## Directive
The entries below are to be repeated exactly as they stand.

## Data for processing
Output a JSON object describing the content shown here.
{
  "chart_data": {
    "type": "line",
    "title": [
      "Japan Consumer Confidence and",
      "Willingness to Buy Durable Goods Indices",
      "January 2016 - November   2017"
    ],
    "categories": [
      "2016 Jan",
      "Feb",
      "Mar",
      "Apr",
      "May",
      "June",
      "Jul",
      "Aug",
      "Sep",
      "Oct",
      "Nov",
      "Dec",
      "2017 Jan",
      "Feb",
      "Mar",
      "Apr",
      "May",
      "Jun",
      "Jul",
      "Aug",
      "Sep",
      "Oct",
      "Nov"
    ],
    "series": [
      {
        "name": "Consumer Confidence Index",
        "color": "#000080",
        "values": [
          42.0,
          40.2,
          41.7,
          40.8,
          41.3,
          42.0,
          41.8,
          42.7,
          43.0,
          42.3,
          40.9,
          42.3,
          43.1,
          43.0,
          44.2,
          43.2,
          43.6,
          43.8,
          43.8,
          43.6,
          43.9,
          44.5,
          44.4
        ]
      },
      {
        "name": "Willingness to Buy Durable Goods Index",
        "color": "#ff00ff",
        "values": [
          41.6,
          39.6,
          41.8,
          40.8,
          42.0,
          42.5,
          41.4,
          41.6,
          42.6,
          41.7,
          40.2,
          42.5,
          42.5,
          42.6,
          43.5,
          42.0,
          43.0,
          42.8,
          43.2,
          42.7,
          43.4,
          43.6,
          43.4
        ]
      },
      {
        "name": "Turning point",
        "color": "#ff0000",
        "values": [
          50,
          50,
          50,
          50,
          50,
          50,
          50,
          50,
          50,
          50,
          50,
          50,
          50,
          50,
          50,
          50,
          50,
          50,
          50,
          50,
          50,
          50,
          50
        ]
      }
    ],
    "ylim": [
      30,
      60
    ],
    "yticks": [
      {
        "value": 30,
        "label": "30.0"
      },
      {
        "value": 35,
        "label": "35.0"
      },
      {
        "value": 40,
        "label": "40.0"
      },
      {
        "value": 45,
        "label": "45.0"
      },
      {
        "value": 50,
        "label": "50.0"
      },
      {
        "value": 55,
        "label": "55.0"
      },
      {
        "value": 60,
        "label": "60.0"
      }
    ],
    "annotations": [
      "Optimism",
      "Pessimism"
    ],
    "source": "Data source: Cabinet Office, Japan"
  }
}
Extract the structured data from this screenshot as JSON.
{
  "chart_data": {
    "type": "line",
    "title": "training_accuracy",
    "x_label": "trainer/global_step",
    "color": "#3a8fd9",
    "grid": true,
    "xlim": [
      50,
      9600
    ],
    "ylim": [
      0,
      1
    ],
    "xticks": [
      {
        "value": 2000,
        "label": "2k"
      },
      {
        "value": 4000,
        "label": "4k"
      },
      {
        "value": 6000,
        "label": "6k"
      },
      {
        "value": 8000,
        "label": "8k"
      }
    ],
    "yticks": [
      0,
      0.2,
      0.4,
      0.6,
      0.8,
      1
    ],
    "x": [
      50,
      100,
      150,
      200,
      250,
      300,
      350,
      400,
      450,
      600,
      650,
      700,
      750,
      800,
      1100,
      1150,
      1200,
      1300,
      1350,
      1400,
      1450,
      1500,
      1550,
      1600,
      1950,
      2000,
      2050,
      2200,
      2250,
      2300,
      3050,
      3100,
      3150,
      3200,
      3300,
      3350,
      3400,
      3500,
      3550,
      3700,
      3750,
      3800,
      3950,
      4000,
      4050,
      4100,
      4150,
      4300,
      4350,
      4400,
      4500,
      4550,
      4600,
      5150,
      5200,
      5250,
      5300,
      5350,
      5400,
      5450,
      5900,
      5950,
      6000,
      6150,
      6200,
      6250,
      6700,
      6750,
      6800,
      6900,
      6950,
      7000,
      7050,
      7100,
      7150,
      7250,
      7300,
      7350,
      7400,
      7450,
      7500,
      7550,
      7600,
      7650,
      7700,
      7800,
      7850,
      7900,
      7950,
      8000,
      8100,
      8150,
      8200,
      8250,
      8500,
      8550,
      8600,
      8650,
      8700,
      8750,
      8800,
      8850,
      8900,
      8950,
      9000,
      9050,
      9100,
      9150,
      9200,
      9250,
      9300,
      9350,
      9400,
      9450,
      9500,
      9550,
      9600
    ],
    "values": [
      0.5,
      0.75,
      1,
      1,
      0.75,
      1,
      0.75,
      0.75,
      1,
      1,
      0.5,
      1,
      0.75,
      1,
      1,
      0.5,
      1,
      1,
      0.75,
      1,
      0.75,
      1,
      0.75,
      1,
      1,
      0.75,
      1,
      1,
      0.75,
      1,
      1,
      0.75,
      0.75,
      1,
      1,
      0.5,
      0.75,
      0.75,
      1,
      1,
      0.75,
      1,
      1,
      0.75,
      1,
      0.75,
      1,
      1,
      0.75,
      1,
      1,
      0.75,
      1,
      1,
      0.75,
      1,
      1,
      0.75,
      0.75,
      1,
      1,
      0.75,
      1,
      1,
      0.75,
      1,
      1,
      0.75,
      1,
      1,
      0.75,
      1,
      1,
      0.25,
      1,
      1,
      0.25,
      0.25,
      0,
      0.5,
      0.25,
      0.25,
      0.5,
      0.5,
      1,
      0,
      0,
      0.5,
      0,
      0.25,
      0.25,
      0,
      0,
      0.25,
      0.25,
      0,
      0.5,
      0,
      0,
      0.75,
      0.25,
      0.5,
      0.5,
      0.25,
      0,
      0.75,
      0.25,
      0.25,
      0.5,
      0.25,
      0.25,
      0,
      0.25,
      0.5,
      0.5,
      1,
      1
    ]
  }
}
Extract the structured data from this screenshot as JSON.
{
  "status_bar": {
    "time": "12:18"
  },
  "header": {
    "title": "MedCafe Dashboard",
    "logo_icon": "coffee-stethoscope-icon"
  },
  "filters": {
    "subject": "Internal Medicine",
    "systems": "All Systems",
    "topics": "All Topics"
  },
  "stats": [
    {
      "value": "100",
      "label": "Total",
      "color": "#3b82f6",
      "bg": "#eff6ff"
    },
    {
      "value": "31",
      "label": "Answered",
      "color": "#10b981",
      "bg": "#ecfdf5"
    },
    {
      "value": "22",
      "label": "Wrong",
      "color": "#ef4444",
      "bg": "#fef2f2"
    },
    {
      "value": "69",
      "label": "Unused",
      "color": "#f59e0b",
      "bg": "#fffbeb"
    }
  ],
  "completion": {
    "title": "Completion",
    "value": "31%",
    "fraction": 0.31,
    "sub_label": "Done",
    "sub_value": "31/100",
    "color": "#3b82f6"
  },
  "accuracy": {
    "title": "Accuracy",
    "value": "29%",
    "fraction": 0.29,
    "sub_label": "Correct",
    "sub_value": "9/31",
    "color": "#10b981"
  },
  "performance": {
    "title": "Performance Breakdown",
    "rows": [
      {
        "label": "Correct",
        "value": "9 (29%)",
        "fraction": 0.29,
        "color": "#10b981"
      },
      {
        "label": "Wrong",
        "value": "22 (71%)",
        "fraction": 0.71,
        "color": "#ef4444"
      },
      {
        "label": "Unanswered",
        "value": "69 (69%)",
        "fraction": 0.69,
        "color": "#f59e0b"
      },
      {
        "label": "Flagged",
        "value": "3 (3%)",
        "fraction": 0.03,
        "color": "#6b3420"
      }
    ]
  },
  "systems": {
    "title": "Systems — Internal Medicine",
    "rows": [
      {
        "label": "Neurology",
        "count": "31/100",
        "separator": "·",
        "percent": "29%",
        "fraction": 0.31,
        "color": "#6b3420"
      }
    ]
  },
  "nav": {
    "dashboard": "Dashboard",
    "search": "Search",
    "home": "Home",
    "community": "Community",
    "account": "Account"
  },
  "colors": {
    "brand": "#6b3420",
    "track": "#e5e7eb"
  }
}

## Solution
Output a JSON object describing the content shown here.
{
  "chart_data": {
    "type": "line",
    "title": [
      "Japan Consumer Confidence and",
      "Willingness to Buy Durable Goods Indices",
      "January 2016 - November   2017"
    ],
    "categories": [
      "2016 Jan",
      "Feb",
      "Mar",
      "Apr",
      "May",
      "June",
      "Jul",
      "Aug",
      "Sep",
      "Oct",
      "Nov",
      "Dec",
      "2017 Jan",
      "Feb",
      "Mar",
      "Apr",
      "May",
      "Jun",
      "Jul",
      "Aug",
      "Sep",
      "Oct",
      "Nov"
    ],
    "series": [
      {
        "name": "Consumer Confidence Index",
        "color": "#000080",
        "values": [
          42.0,
          40.2,
          41.7,
          40.8,
          41.3,
          42.0,
          41.8,
          42.7,
          43.0,
          42.3,
          40.9,
          42.3,
          43.1,
          43.0,
          44.2,
          43.2,
          43.6,
          43.8,
          43.8,
          43.6,
          43.9,
          44.5,
          44.4
        ]
      },
      {
        "name": "Willingness to Buy Durable Goods Index",
        "color": "#ff00ff",
        "values": [
          41.6,
          39.6,
          41.8,
          40.8,
          42.0,
          42.5,
          41.4,
          41.6,
          42.6,
          41.7,
          40.2,
          42.5,
          42.5,
          42.6,
          43.5,
          42.0,
          43.0,
          42.8,
          43.2,
          42.7,
          43.4,
          43.6,
          43.4
        ]
      },
      {
        "name": "Turning point",
        "color": "#ff0000",
        "values": [
          50,
          50,
          50,
          50,
          50,
          50,
          50,
          50,
          50,
          50,
          50,
          50,
          50,
          50,
          50,
          50,
          50,
          50,
          50,
          50,
          50,
          50,
          50
        ]
      }
    ],
    "ylim": [
      30,
      60
    ],
    "yticks": [
      {
        "value": 30,
        "label": "30.0"
      },
      {
        "value": 35,
        "label": "35.0"
      },
      {
        "value": 40,
        "label": "40.0"
      },
      {
        "value": 45,
        "label": "45.0"
      },
      {
        "value": 50,
        "label": "50.0"
      },
      {
        "value": 55,
        "label": "55.0"
      },
      {
        "value": 60,
        "label": "60.0"
      }
    ],
    "annotations": [
      "Optimism",
      "Pessimism"
    ],
    "source": "Data source: Cabinet Office, Japan"
  }
}
Extract the structured data from this screenshot as JSON.
{
  "chart_data": {
    "type": "line",
    "title": "training_accuracy",
    "x_label": "trainer/global_step",
    "color": "#3a8fd9",
    "grid": true,
    "xlim": [
      50,
      9600
    ],
    "ylim": [
      0,
      1
    ],
    "xticks": [
      {
        "value": 2000,
        "label": "2k"
      },
      {
        "value": 4000,
        "label": "4k"
      },
      {
        "value": 6000,
        "label": "6k"
      },
      {
        "value": 8000,
        "label": "8k"
      }
    ],
    "yticks": [
      0,
      0.2,
      0.4,
      0.6,
      0.8,
      1
    ],
    "x": [
      50,
      100,
      150,
      200,
      250,
      300,
      350,
      400,
      450,
      600,
      650,
      700,
      750,
      800,
      1100,
      1150,
      1200,
      1300,
      1350,
      1400,
      1450,
      1500,
      1550,
      1600,
      1950,
      2000,
      2050,
      2200,
      2250,
      2300,
      3050,
      3100,
      3150,
      3200,
      3300,
      3350,
      3400,
      3500,
      3550,
      3700,
      3750,
      3800,
      3950,
      4000,
      4050,
      4100,
      4150,
      4300,
      4350,
      4400,
      4500,
      4550,
      4600,
      5150,
      5200,
      5250,
      5300,
      5350,
      5400,
      5450,
      5900,
      5950,
      6000,
      6150,
      6200,
      6250,
      6700,
      6750,
      6800,
      6900,
      6950,
      7000,
      7050,
      7100,
      7150,
      7250,
      7300,
      7350,
      7400,
      7450,
      7500,
      7550,
      7600,
      7650,
      7700,
      7800,
      7850,
      7900,
      7950,
      8000,
      8100,
      8150,
      8200,
      8250,
      8500,
      8550,
      8600,
      8650,
      8700,
      8750,
      8800,
      8850,
      8900,
      8950,
      9000,
      9050,
      9100,
      9150,
      9200,
      9250,
      9300,
      9350,
      9400,
      9450,
      9500,
      9550,
      9600
    ],
    "values": [
      0.5,
      0.75,
      1,
      1,
      0.75,
      1,
      0.75,
      0.75,
      1,
      1,
      0.5,
      1,
      0.75,
      1,
      1,
      0.5,
      1,
      1,
      0.75,
      1,
      0.75,
      1,
      0.75,
      1,
      1,
      0.75,
      1,
      1,
      0.75,
      1,
      1,
      0.75,
      0.75,
      1,
      1,
      0.5,
      0.75,
      0.75,
      1,
      1,
      0.75,
      1,
      1,
      0.75,
      1,
      0.75,
      1,
      1,
      0.75,
      1,
      1,
      0.75,
      1,
      1,
      0.75,
      1,
      1,
      0.75,
      0.75,
      1,
      1,
      0.75,
      1,
      1,
      0.75,
      1,
      1,
      0.75,
      1,
      1,
      0.75,
      1,
      1,
      0.25,
      1,
      1,
      0.25,
      0.25,
      0,
      0.5,
      0.25,
      0.25,
      0.5,
      0.5,
      1,
      0,
      0,
      0.5,
      0,
      0.25,
      0.25,
      0,
      0,
      0.25,
      0.25,
      0,
      0.5,
      0,
      0,
      0.75,
      0.25,
      0.5,
      0.5,
      0.25,
      0,
      0.75,
      0.25,
      0.25,
      0.5,
      0.25,
      0.25,
      0,
      0.25,
      0.5,
      0.5,
      1,
      1
    ]
  }
}
Extract the structured data from this screenshot as JSON.
{
  "status_bar": {
    "time": "12:18"
  },
  "header": {
    "title": "MedCafe Dashboard",
    "logo_icon": "coffee-stethoscope-icon"
  },
  "filters": {
    "subject": "Internal Medicine",
    "systems": "All Systems",
    "topics": "All Topics"
  },
  "stats": [
    {
      "value": "100",
      "label": "Total",
      "color": "#3b82f6",
      "bg": "#eff6ff"
    },
    {
      "value": "31",
      "label": "Answered",
      "color": "#10b981",
      "bg": "#ecfdf5"
    },
    {
      "value": "22",
      "label": "Wrong",
      "color": "#ef4444",
      "bg": "#fef2f2"
    },
    {
      "value": "69",
      "label": "Unused",
      "color": "#f59e0b",
      "bg": "#fffbeb"
    }
  ],
  "completion": {
    "title": "Completion",
    "value": "31%",
    "fraction": 0.31,
    "sub_label": "Done",
    "sub_value": "31/100",
    "color": "#3b82f6"
  },
  "accuracy": {
    "title": "Accuracy",
    "value": "29%",
    "fraction": 0.29,
    "sub_label": "Correct",
    "sub_value": "9/31",
    "color": "#10b981"
  },
  "performance": {
    "title": "Performance Breakdown",
    "rows": [
      {
        "label": "Correct",
        "value": "9 (29%)",
        "fraction": 0.29,
        "color": "#10b981"
      },
      {
        "label": "Wrong",
        "value": "22 (71%)",
        "fraction": 0.71,
        "color": "#ef4444"
      },
      {
        "label": "Unanswered",
        "value": "69 (69%)",
        "fraction": 0.69,
        "color": "#f59e0b"
      },
      {
        "label": "Flagged",
        "value": "3 (3%)",
        "fraction": 0.03,
        "color": "#6b3420"
      }
    ]
  },
  "systems": {
    "title": "Systems — Internal Medicine",
    "rows": [
      {
        "label": "Neurology",
        "count": "31/100",
        "separator": "·",
        "percent": "29%",
        "fraction": 0.31,
        "color": "#6b3420"
      }
    ]
  },
  "nav": {
    "dashboard": "Dashboard",
    "search": "Search",
    "home": "Home",
    "community": "Community",
    "account": "Account"
  },
  "colors": {
    "brand": "#6b3420",
    "track": "#e5e7eb"
  }
}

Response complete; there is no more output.